**Dataset records:**
◇ ◇ ◇ ◇ ◇
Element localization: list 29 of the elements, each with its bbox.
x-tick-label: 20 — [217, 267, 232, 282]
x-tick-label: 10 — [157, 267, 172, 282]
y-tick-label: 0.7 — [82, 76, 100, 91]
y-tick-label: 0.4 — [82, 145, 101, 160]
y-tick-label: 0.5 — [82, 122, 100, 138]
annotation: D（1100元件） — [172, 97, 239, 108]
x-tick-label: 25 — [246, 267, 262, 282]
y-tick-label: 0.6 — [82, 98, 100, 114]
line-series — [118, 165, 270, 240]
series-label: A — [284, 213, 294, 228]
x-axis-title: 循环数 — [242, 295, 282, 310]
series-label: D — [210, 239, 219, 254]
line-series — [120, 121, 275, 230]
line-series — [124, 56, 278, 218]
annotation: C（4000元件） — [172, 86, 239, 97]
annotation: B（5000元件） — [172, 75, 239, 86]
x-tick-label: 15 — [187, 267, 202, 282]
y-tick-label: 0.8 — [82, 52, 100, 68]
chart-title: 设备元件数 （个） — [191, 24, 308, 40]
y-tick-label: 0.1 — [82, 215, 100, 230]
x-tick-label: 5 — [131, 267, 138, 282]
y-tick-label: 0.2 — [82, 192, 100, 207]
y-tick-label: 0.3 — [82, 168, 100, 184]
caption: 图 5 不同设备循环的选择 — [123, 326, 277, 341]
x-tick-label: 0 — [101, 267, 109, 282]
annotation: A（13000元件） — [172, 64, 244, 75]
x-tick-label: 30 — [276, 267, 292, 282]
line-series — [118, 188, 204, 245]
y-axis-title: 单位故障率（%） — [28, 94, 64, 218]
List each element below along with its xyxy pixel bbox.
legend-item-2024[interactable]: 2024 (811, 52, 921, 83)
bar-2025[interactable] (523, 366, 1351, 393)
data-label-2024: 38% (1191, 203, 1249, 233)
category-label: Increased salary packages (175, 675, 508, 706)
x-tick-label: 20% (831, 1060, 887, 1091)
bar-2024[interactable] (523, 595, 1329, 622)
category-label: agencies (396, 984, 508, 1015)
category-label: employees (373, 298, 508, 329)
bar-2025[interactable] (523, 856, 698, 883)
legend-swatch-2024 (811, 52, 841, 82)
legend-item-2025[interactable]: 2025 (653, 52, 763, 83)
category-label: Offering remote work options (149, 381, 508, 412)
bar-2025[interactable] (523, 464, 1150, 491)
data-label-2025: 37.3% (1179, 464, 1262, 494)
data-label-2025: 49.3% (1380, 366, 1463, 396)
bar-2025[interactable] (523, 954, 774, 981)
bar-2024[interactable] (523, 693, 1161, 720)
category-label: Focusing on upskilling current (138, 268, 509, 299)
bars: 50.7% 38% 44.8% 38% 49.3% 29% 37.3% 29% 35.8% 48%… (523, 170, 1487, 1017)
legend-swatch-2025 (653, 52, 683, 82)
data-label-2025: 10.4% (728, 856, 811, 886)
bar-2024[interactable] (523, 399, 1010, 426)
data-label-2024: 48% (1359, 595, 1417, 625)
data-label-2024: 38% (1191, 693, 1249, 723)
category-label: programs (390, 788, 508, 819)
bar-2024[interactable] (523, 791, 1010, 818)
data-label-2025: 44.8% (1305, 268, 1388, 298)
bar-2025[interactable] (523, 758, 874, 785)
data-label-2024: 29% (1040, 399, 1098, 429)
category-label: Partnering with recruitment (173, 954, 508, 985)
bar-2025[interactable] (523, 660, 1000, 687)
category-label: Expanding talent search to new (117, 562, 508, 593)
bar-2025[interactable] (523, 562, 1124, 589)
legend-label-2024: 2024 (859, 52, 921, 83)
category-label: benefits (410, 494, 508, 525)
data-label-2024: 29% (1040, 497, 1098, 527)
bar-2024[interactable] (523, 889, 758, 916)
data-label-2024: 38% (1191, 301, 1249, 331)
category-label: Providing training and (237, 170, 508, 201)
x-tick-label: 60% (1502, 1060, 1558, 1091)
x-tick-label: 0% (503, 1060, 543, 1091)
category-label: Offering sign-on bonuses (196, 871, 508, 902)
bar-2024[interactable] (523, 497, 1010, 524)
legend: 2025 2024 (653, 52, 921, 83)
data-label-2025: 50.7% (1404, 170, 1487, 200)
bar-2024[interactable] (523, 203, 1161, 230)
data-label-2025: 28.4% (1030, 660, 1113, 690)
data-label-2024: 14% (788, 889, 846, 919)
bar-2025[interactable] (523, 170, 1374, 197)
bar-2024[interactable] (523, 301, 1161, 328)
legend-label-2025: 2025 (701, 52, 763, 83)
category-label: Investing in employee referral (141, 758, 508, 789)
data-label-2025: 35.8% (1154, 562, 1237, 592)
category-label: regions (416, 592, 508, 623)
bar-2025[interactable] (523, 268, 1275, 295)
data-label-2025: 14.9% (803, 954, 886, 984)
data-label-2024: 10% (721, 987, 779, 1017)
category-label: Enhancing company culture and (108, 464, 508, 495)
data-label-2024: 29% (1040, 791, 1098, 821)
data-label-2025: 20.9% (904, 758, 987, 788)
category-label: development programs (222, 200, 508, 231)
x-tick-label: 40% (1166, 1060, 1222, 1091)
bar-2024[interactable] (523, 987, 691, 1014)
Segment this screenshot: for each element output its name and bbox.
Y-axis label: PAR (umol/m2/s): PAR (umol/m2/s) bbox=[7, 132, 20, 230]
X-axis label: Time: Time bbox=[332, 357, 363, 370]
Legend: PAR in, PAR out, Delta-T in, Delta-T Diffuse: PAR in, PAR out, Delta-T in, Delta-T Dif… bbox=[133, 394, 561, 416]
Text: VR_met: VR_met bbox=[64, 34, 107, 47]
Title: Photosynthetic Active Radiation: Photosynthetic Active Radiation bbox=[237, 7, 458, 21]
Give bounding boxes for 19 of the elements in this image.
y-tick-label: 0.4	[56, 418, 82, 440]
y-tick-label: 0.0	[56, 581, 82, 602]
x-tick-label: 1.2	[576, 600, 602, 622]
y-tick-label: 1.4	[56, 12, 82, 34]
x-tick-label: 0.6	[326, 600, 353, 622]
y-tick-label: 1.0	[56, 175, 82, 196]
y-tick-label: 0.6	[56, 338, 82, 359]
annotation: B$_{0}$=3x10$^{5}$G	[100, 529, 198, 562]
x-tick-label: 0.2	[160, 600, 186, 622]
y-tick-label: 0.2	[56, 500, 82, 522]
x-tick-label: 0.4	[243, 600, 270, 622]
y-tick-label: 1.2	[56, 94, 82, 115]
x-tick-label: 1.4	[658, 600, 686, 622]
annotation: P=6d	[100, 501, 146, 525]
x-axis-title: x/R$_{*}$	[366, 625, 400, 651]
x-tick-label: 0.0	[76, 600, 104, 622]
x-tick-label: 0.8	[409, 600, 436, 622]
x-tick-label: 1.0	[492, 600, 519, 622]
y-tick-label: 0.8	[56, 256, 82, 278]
◇ ◇ ◇ ◇ ◇
**What you need to do:** Pull out every row above that contains the string "axis". Case counts.

**The solution:**
x-axis-title: 循环数 — [242, 295, 282, 310]
y-axis-title: 单位故障率（%） — [28, 94, 64, 218]
Y-axis label: PAR (umol/m2/s): PAR (umol/m2/s) bbox=[7, 132, 20, 230]
X-axis label: Time: Time bbox=[332, 357, 363, 370]
x-axis-title: x/R$_{*}$	[366, 625, 400, 651]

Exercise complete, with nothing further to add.